Extracted data entries
····················

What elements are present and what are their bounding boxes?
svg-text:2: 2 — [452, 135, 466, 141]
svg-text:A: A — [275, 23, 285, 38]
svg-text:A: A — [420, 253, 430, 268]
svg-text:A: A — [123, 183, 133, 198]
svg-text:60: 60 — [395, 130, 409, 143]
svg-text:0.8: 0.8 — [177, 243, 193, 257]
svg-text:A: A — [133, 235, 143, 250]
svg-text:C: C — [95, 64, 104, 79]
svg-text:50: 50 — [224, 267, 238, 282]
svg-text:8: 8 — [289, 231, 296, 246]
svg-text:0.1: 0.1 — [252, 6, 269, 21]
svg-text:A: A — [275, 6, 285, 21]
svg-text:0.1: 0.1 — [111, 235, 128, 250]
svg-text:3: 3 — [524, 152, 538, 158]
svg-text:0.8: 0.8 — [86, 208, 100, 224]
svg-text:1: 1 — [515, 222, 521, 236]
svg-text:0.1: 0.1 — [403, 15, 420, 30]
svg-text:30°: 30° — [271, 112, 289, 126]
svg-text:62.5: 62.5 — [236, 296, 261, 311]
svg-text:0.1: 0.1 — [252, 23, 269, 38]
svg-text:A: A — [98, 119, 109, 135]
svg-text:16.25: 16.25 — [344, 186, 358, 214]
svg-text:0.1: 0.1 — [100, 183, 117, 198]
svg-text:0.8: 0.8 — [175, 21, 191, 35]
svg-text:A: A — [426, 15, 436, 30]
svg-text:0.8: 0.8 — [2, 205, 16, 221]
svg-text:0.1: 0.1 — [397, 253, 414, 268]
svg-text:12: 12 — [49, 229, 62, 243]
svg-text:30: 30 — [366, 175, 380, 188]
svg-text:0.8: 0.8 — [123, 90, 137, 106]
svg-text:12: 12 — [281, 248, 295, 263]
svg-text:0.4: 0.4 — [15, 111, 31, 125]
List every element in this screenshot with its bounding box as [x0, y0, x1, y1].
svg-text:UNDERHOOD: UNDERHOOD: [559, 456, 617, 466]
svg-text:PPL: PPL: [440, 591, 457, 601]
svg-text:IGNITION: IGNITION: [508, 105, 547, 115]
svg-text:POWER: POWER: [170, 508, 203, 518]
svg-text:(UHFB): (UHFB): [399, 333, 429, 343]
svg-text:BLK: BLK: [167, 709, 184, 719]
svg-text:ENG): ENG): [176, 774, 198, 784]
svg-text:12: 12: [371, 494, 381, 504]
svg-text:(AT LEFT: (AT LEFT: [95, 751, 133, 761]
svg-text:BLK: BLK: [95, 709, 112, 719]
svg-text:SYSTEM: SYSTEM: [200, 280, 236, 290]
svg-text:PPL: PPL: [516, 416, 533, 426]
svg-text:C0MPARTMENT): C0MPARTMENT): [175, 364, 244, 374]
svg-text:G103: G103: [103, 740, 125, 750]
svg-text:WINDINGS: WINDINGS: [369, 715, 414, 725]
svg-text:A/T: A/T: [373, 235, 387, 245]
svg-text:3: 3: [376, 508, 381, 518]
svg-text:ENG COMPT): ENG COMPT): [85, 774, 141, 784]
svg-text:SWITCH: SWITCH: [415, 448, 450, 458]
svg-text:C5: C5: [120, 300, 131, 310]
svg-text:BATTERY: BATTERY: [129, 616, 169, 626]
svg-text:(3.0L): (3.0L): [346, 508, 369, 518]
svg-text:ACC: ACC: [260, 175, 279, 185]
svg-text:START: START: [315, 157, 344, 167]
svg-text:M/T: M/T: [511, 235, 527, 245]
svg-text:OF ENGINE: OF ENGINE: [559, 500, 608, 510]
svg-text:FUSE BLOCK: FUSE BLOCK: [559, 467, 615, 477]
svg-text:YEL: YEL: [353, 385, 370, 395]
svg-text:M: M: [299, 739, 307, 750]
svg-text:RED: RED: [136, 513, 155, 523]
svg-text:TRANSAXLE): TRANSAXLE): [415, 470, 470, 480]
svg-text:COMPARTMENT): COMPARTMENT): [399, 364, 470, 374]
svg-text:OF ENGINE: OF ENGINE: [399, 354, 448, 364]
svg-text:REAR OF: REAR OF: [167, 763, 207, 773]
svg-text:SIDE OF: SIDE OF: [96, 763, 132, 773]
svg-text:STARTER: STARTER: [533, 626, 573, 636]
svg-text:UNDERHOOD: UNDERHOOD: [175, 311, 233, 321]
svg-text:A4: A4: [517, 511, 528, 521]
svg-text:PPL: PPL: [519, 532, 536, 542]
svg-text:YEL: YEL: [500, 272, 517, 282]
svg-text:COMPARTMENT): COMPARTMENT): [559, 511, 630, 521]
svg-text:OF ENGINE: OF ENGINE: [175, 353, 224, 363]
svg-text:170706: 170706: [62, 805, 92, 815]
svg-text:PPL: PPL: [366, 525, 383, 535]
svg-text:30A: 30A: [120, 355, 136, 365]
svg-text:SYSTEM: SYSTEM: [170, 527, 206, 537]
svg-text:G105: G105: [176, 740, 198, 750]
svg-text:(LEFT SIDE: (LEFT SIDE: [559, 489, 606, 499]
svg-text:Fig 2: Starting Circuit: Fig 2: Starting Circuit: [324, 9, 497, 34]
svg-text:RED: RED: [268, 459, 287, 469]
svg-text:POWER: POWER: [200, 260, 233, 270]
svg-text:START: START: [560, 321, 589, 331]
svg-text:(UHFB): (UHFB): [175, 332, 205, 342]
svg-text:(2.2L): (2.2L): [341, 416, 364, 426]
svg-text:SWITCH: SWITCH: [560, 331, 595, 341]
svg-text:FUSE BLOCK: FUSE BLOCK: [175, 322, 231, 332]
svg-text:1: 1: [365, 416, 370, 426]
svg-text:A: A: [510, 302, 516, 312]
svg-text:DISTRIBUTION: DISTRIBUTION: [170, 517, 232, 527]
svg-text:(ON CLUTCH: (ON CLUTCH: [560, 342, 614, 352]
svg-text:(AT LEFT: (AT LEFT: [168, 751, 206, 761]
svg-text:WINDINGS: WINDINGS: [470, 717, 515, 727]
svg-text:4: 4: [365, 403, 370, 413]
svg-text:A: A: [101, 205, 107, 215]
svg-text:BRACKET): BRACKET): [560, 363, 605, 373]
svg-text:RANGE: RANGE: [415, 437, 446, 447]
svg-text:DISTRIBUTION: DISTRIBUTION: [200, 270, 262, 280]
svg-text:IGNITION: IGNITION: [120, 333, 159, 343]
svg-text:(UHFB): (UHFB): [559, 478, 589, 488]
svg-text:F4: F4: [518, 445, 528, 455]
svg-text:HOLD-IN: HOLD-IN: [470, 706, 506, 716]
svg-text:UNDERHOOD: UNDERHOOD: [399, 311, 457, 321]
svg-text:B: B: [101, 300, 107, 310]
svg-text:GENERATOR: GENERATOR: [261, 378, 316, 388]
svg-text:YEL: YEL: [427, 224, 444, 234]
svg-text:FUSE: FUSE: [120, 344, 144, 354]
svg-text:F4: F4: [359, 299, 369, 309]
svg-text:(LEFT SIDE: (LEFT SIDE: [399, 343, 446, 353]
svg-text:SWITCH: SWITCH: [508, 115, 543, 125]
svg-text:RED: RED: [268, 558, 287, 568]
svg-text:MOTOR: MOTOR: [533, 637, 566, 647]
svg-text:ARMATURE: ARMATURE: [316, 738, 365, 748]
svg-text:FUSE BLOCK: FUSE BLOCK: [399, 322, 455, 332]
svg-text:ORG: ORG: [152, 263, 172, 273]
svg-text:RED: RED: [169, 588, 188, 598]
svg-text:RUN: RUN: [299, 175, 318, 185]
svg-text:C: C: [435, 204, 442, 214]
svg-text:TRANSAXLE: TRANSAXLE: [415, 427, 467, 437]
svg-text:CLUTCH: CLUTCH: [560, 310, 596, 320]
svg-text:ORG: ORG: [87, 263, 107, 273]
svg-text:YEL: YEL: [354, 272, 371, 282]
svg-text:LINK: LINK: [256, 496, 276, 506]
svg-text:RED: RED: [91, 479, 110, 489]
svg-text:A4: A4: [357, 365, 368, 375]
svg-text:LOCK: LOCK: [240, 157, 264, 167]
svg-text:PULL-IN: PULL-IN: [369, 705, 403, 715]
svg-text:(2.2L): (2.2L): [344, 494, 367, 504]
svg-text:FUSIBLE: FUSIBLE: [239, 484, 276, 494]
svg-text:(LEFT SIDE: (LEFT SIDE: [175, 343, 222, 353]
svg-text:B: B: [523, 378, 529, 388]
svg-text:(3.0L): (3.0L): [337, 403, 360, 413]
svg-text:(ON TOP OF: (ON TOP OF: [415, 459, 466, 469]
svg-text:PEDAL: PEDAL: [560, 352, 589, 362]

····················

■ What you are asked to do: Rewrite the rows from the start through the line containing "svg-text:62.5: 62.5 — [236, 296, 261, 311]", swapping every "svg-text" for "text-node" and leaving everything else unchanged.

■ Task response:
What elements are present and what are their bounding boxes?
text-node:2: 2 — [452, 135, 466, 141]
text-node:A: A — [275, 23, 285, 38]
text-node:A: A — [420, 253, 430, 268]
text-node:A: A — [123, 183, 133, 198]
text-node:60: 60 — [395, 130, 409, 143]
text-node:0.8: 0.8 — [177, 243, 193, 257]
text-node:A: A — [133, 235, 143, 250]
text-node:C: C — [95, 64, 104, 79]
text-node:50: 50 — [224, 267, 238, 282]
text-node:8: 8 — [289, 231, 296, 246]
text-node:0.1: 0.1 — [252, 6, 269, 21]
text-node:A: A — [275, 6, 285, 21]
text-node:0.1: 0.1 — [111, 235, 128, 250]
text-node:3: 3 — [524, 152, 538, 158]
text-node:0.8: 0.8 — [86, 208, 100, 224]
text-node:1: 1 — [515, 222, 521, 236]
text-node:0.1: 0.1 — [403, 15, 420, 30]
text-node:30°: 30° — [271, 112, 289, 126]
text-node:62.5: 62.5 — [236, 296, 261, 311]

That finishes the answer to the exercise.